(begin)

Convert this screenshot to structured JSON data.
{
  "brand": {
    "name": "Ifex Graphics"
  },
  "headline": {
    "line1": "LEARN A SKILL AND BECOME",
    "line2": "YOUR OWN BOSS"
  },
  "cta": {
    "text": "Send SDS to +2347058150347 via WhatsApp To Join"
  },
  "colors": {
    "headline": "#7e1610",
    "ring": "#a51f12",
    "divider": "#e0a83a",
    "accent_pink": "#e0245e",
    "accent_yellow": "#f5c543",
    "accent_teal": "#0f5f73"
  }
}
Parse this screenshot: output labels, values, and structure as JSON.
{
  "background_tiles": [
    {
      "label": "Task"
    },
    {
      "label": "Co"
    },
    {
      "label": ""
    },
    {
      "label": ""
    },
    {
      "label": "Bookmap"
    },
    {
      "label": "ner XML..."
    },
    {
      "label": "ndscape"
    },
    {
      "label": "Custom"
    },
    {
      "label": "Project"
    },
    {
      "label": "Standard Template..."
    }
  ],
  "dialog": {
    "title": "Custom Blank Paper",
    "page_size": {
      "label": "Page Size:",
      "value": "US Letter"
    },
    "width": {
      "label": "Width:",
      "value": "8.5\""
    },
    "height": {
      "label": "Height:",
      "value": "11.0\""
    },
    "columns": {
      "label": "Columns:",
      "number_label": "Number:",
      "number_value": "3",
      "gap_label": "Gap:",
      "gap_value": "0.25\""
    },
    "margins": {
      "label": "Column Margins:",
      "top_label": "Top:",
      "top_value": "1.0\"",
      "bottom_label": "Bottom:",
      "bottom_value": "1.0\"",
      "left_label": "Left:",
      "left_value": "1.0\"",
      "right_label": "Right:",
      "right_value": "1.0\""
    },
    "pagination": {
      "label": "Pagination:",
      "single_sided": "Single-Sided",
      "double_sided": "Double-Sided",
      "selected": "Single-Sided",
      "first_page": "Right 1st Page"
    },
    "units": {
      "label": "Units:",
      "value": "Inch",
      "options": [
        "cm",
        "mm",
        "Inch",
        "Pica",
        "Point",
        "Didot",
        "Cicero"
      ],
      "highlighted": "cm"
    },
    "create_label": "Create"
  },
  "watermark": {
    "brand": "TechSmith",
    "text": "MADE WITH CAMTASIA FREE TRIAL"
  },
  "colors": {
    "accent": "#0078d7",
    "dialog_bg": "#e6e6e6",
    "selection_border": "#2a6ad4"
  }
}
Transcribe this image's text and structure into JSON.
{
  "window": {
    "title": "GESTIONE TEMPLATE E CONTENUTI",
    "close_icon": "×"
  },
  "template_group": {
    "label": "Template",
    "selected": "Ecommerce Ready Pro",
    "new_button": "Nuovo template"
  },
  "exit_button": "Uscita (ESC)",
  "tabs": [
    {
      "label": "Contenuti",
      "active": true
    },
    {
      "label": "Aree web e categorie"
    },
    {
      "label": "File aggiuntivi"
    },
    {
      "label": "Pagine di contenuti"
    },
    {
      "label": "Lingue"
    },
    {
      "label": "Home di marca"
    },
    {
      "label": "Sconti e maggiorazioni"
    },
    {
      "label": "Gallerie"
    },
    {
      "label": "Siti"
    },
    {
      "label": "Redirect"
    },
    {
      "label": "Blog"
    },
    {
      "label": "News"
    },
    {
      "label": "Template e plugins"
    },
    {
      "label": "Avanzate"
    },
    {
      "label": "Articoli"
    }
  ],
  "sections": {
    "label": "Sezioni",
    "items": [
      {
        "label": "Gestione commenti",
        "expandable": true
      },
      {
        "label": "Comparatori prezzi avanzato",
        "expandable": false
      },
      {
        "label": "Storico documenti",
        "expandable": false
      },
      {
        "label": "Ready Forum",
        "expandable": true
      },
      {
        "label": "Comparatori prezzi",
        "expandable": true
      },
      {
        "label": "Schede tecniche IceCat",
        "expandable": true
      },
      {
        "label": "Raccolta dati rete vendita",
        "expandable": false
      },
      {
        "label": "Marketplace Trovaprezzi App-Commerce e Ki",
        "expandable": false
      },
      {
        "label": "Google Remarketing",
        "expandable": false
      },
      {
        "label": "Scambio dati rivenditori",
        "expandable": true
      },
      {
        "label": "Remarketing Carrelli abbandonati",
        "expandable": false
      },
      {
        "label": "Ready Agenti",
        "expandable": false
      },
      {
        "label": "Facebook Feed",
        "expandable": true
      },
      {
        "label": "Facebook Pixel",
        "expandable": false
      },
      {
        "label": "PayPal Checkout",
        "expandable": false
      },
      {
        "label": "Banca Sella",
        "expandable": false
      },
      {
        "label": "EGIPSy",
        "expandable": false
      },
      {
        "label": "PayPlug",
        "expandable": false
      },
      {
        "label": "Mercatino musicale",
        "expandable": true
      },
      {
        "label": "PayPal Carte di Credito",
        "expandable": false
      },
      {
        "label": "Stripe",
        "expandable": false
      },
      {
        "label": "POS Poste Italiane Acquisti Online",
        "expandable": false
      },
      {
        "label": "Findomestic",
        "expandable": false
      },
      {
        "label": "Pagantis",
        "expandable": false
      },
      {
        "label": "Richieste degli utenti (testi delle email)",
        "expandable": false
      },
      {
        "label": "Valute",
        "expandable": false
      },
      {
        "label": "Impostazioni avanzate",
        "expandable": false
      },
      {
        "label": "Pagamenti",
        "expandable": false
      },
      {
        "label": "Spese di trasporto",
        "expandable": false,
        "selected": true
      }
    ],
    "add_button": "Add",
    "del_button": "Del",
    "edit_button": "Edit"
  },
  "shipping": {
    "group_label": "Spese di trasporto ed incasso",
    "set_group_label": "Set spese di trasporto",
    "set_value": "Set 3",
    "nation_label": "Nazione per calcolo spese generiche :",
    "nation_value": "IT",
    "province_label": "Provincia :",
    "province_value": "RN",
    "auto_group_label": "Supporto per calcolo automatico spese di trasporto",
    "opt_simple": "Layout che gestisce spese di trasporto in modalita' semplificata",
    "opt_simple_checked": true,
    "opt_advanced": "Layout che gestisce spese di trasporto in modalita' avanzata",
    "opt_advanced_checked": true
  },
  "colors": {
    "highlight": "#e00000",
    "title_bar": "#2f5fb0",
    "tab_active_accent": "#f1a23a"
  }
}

(end)

» **Task goal**: Above are some records. Print them all exactly.

» **Task output**:
Convert this screenshot to structured JSON data.
{
  "brand": {
    "name": "Ifex Graphics"
  },
  "headline": {
    "line1": "LEARN A SKILL AND BECOME",
    "line2": "YOUR OWN BOSS"
  },
  "cta": {
    "text": "Send SDS to +2347058150347 via WhatsApp To Join"
  },
  "colors": {
    "headline": "#7e1610",
    "ring": "#a51f12",
    "divider": "#e0a83a",
    "accent_pink": "#e0245e",
    "accent_yellow": "#f5c543",
    "accent_teal": "#0f5f73"
  }
}
Parse this screenshot: output labels, values, and structure as JSON.
{
  "background_tiles": [
    {
      "label": "Task"
    },
    {
      "label": "Co"
    },
    {
      "label": ""
    },
    {
      "label": ""
    },
    {
      "label": "Bookmap"
    },
    {
      "label": "ner XML..."
    },
    {
      "label": "ndscape"
    },
    {
      "label": "Custom"
    },
    {
      "label": "Project"
    },
    {
      "label": "Standard Template..."
    }
  ],
  "dialog": {
    "title": "Custom Blank Paper",
    "page_size": {
      "label": "Page Size:",
      "value": "US Letter"
    },
    "width": {
      "label": "Width:",
      "value": "8.5\""
    },
    "height": {
      "label": "Height:",
      "value": "11.0\""
    },
    "columns": {
      "label": "Columns:",
      "number_label": "Number:",
      "number_value": "3",
      "gap_label": "Gap:",
      "gap_value": "0.25\""
    },
    "margins": {
      "label": "Column Margins:",
      "top_label": "Top:",
      "top_value": "1.0\"",
      "bottom_label": "Bottom:",
      "bottom_value": "1.0\"",
      "left_label": "Left:",
      "left_value": "1.0\"",
      "right_label": "Right:",
      "right_value": "1.0\""
    },
    "pagination": {
      "label": "Pagination:",
      "single_sided": "Single-Sided",
      "double_sided": "Double-Sided",
      "selected": "Single-Sided",
      "first_page": "Right 1st Page"
    },
    "units": {
      "label": "Units:",
      "value": "Inch",
      "options": [
        "cm",
        "mm",
        "Inch",
        "Pica",
        "Point",
        "Didot",
        "Cicero"
      ],
      "highlighted": "cm"
    },
    "create_label": "Create"
  },
  "watermark": {
    "brand": "TechSmith",
    "text": "MADE WITH CAMTASIA FREE TRIAL"
  },
  "colors": {
    "accent": "#0078d7",
    "dialog_bg": "#e6e6e6",
    "selection_border": "#2a6ad4"
  }
}
Transcribe this image's text and structure into JSON.
{
  "window": {
    "title": "GESTIONE TEMPLATE E CONTENUTI",
    "close_icon": "×"
  },
  "template_group": {
    "label": "Template",
    "selected": "Ecommerce Ready Pro",
    "new_button": "Nuovo template"
  },
  "exit_button": "Uscita (ESC)",
  "tabs": [
    {
      "label": "Contenuti",
      "active": true
    },
    {
      "label": "Aree web e categorie"
    },
    {
      "label": "File aggiuntivi"
    },
    {
      "label": "Pagine di contenuti"
    },
    {
      "label": "Lingue"
    },
    {
      "label": "Home di marca"
    },
    {
      "label": "Sconti e maggiorazioni"
    },
    {
      "label": "Gallerie"
    },
    {
      "label": "Siti"
    },
    {
      "label": "Redirect"
    },
    {
      "label": "Blog"
    },
    {
      "label": "News"
    },
    {
      "label": "Template e plugins"
    },
    {
      "label": "Avanzate"
    },
    {
      "label": "Articoli"
    }
  ],
  "sections": {
    "label": "Sezioni",
    "items": [
      {
        "label": "Gestione commenti",
        "expandable": true
      },
      {
        "label": "Comparatori prezzi avanzato",
        "expandable": false
      },
      {
        "label": "Storico documenti",
        "expandable": false
      },
      {
        "label": "Ready Forum",
        "expandable": true
      },
      {
        "label": "Comparatori prezzi",
        "expandable": true
      },
      {
        "label": "Schede tecniche IceCat",
        "expandable": true
      },
      {
        "label": "Raccolta dati rete vendita",
        "expandable": false
      },
      {
        "label": "Marketplace Trovaprezzi App-Commerce e Ki",
        "expandable": false
      },
      {
        "label": "Google Remarketing",
        "expandable": false
      },
      {
        "label": "Scambio dati rivenditori",
        "expandable": true
      },
      {
        "label": "Remarketing Carrelli abbandonati",
        "expandable": false
      },
      {
        "label": "Ready Agenti",
        "expandable": false
      },
      {
        "label": "Facebook Feed",
        "expandable": true
      },
      {
        "label": "Facebook Pixel",
        "expandable": false
      },
      {
        "label": "PayPal Checkout",
        "expandable": false
      },
      {
        "label": "Banca Sella",
        "expandable": false
      },
      {
        "label": "EGIPSy",
        "expandable": false
      },
      {
        "label": "PayPlug",
        "expandable": false
      },
      {
        "label": "Mercatino musicale",
        "expandable": true
      },
      {
        "label": "PayPal Carte di Credito",
        "expandable": false
      },
      {
        "label": "Stripe",
        "expandable": false
      },
      {
        "label": "POS Poste Italiane Acquisti Online",
        "expandable": false
      },
      {
        "label": "Findomestic",
        "expandable": false
      },
      {
        "label": "Pagantis",
        "expandable": false
      },
      {
        "label": "Richieste degli utenti (testi delle email)",
        "expandable": false
      },
      {
        "label": "Valute",
        "expandable": false
      },
      {
        "label": "Impostazioni avanzate",
        "expandable": false
      },
      {
        "label": "Pagamenti",
        "expandable": false
      },
      {
        "label": "Spese di trasporto",
        "expandable": false,
        "selected": true
      }
    ],
    "add_button": "Add",
    "del_button": "Del",
    "edit_button": "Edit"
  },
  "shipping": {
    "group_label": "Spese di trasporto ed incasso",
    "set_group_label": "Set spese di trasporto",
    "set_value": "Set 3",
    "nation_label": "Nazione per calcolo spese generiche :",
    "nation_value": "IT",
    "province_label": "Provincia :",
    "province_value": "RN",
    "auto_group_label": "Supporto per calcolo automatico spese di trasporto",
    "opt_simple": "Layout che gestisce spese di trasporto in modalita' semplificata",
    "opt_simple_checked": true,
    "opt_advanced": "Layout che gestisce spese di trasporto in modalita' avanzata",
    "opt_advanced_checked": true
  },
  "colors": {
    "highlight": "#e00000",
    "title_bar": "#2f5fb0",
    "tab_active_accent": "#f1a23a"
  }
}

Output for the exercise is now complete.